**Required work**: Look at each line of the records and count those with "investimentos" in them. Please answer with the count alone.

★ ★ ★ ★

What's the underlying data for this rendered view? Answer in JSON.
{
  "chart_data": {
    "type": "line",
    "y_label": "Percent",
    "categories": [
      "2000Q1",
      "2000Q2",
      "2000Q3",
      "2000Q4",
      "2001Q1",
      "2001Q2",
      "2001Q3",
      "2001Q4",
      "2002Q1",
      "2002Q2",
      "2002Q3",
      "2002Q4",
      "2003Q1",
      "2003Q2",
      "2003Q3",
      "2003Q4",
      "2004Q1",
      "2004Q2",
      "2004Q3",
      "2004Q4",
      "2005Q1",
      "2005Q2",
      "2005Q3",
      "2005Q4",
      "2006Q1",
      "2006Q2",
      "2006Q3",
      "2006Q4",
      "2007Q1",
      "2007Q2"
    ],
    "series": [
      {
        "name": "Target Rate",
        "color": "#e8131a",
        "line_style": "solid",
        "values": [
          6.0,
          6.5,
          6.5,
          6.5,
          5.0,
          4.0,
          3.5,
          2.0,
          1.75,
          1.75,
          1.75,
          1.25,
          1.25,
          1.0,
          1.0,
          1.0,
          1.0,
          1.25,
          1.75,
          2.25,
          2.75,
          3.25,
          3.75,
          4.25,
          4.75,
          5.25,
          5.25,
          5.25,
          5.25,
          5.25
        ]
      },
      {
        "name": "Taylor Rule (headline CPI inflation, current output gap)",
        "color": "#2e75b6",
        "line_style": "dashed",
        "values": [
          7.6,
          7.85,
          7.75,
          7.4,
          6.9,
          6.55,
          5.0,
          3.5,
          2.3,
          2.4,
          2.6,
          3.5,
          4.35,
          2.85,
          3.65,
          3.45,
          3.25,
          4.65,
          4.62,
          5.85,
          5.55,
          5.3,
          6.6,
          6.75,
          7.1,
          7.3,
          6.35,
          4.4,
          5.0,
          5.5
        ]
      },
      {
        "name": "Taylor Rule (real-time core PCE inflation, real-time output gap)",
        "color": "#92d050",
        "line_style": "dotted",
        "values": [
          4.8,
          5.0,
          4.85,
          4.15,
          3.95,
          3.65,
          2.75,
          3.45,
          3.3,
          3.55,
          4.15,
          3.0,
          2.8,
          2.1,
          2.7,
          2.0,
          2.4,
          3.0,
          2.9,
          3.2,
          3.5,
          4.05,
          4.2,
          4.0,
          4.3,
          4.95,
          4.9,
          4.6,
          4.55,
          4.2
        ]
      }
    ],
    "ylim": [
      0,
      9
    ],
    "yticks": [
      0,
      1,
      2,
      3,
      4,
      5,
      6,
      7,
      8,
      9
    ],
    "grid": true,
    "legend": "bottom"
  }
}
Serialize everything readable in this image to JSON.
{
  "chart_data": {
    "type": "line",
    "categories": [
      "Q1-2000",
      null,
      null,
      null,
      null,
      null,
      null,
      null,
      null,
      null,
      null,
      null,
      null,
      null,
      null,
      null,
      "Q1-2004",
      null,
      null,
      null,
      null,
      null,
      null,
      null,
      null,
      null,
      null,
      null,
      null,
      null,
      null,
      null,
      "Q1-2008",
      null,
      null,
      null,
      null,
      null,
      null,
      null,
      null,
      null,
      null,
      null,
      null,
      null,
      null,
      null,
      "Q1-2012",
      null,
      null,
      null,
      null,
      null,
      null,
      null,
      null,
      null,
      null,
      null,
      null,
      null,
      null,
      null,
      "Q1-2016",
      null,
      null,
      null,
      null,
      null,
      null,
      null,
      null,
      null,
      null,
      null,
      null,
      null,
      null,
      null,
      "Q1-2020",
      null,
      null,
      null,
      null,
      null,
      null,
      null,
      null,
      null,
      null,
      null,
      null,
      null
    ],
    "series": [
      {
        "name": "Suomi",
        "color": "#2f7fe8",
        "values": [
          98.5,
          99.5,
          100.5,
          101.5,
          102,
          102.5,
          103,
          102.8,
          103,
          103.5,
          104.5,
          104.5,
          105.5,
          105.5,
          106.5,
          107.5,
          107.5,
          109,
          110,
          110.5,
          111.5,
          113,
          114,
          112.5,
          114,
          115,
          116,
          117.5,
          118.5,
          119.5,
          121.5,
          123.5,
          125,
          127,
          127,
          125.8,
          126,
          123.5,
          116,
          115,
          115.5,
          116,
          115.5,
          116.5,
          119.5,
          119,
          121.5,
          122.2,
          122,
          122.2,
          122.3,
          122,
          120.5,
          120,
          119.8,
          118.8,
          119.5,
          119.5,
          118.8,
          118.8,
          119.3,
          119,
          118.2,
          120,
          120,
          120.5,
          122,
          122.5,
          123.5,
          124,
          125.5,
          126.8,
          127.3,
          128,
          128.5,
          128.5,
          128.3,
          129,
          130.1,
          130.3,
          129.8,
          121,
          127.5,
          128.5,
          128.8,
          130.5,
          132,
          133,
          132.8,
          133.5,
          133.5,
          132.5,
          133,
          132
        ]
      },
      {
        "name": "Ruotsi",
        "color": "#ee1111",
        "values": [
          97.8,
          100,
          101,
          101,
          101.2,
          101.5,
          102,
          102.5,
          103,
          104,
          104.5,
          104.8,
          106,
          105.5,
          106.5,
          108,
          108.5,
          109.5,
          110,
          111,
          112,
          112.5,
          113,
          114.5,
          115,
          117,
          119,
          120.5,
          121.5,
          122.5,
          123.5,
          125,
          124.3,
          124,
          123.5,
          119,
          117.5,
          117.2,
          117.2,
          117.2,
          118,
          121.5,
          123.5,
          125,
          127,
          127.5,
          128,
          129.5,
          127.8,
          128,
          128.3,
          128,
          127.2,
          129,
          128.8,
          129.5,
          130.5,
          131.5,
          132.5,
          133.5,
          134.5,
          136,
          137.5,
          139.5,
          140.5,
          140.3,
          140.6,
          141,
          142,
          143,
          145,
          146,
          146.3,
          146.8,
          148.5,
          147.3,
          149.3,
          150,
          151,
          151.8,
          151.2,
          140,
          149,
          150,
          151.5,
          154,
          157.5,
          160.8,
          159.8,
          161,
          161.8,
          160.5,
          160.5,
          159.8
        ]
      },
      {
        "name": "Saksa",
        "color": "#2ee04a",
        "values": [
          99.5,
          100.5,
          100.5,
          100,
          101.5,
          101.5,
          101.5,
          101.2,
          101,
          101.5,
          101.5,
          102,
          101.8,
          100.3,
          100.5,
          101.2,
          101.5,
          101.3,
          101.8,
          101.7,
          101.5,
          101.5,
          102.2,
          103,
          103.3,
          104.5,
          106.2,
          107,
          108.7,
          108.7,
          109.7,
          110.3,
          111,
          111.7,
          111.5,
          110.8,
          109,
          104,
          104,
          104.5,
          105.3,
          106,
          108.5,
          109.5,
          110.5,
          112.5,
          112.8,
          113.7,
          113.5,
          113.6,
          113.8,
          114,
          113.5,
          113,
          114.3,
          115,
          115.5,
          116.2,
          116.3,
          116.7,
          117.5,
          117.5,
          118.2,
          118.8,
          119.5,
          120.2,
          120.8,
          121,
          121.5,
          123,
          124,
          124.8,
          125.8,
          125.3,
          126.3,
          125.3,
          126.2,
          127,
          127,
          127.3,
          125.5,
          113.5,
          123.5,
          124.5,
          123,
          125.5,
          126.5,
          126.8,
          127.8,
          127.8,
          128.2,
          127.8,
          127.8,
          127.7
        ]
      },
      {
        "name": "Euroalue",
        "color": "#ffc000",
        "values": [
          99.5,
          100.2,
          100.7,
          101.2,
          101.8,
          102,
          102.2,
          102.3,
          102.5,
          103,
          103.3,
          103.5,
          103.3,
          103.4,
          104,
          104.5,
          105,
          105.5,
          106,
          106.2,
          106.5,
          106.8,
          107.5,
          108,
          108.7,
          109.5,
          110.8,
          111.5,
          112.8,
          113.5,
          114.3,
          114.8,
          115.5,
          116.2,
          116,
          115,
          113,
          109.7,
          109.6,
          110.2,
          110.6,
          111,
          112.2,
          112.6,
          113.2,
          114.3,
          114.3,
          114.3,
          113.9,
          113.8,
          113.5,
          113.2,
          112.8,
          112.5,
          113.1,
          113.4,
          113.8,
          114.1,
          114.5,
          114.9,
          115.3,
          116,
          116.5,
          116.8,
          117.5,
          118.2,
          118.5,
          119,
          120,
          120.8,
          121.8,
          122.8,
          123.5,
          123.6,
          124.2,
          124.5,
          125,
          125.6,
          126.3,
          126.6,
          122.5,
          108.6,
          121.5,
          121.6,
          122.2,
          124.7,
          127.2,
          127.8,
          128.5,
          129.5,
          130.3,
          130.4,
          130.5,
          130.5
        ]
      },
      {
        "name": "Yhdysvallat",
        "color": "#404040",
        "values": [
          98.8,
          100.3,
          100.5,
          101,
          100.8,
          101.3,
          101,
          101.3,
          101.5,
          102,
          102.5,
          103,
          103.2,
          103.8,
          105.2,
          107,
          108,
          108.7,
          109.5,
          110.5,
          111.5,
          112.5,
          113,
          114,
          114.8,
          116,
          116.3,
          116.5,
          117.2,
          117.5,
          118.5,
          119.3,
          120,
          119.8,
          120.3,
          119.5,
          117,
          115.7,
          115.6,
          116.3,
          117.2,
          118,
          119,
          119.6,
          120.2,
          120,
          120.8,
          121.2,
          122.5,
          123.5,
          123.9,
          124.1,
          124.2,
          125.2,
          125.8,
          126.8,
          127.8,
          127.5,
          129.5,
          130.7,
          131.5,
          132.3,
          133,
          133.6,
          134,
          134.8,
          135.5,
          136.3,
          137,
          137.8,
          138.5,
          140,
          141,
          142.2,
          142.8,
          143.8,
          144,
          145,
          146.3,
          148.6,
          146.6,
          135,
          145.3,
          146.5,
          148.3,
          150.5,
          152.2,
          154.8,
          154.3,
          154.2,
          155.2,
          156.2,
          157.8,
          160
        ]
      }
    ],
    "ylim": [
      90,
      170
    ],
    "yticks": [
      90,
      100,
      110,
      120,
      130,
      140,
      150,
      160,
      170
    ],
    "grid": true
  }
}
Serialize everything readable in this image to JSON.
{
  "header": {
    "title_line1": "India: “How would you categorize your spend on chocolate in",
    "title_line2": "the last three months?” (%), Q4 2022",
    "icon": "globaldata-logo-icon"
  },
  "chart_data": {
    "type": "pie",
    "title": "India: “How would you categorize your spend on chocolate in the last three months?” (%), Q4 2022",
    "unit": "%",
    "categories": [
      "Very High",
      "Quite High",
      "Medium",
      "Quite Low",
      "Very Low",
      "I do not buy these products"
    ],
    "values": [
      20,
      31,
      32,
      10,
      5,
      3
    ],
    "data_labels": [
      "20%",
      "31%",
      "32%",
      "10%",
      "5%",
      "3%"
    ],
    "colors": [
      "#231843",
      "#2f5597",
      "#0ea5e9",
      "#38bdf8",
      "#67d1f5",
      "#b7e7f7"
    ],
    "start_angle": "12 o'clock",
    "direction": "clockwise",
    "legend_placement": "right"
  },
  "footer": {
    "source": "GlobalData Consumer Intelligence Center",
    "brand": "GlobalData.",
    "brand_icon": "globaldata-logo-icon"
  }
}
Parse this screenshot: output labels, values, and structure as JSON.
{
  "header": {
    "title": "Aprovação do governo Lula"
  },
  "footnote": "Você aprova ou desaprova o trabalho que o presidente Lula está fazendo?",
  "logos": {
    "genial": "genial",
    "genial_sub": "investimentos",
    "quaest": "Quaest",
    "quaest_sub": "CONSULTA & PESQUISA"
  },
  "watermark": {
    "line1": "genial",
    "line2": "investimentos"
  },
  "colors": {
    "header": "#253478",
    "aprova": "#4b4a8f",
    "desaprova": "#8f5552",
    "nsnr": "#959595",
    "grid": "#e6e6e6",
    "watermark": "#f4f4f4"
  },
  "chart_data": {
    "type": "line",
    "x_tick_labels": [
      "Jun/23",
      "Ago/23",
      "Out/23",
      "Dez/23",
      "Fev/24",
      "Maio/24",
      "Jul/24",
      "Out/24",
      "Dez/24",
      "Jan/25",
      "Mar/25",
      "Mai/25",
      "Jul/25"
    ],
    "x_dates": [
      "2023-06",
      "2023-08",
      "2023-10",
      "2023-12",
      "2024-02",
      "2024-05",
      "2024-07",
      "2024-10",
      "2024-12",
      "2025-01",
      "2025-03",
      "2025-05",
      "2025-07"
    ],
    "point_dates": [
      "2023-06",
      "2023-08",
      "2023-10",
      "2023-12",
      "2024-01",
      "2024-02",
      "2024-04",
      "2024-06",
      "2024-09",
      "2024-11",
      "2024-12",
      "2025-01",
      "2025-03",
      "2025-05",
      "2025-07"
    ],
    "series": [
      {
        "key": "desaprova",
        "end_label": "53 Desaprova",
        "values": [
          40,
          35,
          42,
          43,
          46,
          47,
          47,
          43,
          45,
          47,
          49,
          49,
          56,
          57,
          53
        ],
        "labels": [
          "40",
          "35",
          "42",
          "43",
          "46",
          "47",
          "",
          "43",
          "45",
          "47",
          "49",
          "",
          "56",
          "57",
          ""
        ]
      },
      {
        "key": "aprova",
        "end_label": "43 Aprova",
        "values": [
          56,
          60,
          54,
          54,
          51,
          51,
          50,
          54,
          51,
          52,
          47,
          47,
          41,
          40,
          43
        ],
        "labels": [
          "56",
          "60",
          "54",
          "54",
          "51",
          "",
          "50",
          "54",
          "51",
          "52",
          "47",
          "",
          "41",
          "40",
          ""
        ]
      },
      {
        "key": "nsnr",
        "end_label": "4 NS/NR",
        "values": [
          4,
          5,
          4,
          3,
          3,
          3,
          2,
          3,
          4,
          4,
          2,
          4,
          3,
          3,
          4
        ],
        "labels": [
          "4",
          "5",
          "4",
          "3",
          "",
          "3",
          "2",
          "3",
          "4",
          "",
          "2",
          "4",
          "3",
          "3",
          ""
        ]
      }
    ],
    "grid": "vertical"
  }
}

★ ★ ★ ★

**Worked solution**: 2